What is asked: Gather every line of the records that contains the string "modal", and copy each one unchanged.

Material to process:
=======

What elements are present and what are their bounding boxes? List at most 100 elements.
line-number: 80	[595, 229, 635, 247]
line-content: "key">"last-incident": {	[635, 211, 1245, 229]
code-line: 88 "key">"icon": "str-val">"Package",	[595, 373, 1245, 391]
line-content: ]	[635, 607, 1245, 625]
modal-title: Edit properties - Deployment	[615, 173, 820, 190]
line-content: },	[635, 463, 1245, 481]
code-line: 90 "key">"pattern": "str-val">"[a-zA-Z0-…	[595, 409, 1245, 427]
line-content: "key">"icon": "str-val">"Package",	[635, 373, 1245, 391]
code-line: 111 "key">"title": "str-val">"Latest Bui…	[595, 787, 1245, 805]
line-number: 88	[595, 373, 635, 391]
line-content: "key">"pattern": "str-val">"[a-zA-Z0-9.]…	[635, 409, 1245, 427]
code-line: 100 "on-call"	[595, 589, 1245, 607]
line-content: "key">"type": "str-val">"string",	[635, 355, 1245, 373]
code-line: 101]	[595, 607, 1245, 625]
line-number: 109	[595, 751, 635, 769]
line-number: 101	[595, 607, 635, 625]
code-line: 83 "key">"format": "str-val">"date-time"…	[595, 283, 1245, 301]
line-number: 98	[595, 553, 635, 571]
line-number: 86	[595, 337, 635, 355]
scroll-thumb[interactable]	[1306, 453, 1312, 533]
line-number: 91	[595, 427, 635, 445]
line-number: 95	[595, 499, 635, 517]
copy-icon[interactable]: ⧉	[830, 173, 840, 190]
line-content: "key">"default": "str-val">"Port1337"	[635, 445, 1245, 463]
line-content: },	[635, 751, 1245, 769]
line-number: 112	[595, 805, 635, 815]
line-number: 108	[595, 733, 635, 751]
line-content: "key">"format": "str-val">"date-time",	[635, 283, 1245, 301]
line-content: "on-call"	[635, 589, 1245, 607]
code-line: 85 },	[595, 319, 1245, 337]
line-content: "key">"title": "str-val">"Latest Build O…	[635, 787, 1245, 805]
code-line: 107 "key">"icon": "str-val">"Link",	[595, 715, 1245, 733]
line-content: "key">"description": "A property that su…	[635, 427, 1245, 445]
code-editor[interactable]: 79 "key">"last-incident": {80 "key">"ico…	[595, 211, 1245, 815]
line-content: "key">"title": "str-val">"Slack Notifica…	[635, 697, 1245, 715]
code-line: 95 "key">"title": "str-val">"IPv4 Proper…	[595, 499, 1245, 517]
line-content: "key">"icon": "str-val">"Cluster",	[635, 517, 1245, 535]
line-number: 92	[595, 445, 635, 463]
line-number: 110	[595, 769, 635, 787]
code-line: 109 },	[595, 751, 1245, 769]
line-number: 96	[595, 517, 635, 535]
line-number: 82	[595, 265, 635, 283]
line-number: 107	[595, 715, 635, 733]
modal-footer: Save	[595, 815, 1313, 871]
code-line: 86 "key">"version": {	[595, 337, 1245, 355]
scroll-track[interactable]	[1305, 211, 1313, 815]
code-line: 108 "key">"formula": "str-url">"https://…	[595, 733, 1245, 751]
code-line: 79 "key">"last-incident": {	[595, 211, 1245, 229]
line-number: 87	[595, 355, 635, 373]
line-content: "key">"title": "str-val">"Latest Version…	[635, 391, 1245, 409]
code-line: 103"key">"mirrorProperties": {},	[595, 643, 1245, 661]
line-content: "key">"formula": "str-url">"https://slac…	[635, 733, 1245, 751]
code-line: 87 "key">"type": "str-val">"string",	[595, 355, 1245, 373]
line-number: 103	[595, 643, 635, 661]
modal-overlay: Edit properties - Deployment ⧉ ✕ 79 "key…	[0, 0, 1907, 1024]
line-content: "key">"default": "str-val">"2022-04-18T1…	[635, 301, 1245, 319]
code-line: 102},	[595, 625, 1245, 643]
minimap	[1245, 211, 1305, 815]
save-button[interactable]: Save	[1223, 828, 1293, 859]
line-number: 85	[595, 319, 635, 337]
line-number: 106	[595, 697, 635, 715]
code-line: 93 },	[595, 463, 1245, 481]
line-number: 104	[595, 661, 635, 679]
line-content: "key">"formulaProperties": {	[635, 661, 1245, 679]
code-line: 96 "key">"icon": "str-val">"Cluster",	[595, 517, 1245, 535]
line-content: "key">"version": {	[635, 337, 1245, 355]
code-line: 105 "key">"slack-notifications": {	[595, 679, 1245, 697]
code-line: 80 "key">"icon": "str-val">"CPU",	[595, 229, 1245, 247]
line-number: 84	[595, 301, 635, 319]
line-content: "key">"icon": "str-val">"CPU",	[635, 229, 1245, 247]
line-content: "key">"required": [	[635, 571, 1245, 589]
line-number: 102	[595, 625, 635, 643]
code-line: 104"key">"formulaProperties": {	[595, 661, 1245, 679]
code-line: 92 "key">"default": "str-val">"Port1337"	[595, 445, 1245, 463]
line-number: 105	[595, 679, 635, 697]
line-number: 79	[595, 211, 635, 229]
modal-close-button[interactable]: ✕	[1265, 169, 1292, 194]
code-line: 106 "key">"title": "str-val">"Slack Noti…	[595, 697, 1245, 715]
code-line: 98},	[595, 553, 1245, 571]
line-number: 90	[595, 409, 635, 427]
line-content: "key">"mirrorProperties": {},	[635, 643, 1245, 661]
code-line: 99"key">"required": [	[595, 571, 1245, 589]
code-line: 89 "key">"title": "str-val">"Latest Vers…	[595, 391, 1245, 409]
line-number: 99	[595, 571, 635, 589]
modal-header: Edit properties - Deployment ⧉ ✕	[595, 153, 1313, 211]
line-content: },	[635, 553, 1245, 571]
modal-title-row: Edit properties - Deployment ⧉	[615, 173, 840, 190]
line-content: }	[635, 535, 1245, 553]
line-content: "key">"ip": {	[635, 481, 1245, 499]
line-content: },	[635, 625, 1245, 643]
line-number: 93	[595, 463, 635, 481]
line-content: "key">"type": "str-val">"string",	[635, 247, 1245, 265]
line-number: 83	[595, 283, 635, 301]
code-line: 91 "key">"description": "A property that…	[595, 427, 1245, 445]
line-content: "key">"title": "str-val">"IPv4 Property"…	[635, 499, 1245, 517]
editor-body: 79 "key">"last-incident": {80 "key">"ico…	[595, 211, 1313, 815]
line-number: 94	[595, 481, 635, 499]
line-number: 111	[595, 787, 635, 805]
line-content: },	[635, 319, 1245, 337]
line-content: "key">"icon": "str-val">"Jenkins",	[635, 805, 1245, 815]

=======

Full output:
modal-title: Edit properties - Deployment	[615, 173, 820, 190]
modal-footer: Save	[595, 815, 1313, 871]
modal-overlay: Edit properties - Deployment ⧉ ✕ 79 "key…	[0, 0, 1907, 1024]
modal-close-button[interactable]: ✕	[1265, 169, 1292, 194]
modal-header: Edit properties - Deployment ⧉ ✕	[595, 153, 1313, 211]
modal-title-row: Edit properties - Deployment ⧉	[615, 173, 840, 190]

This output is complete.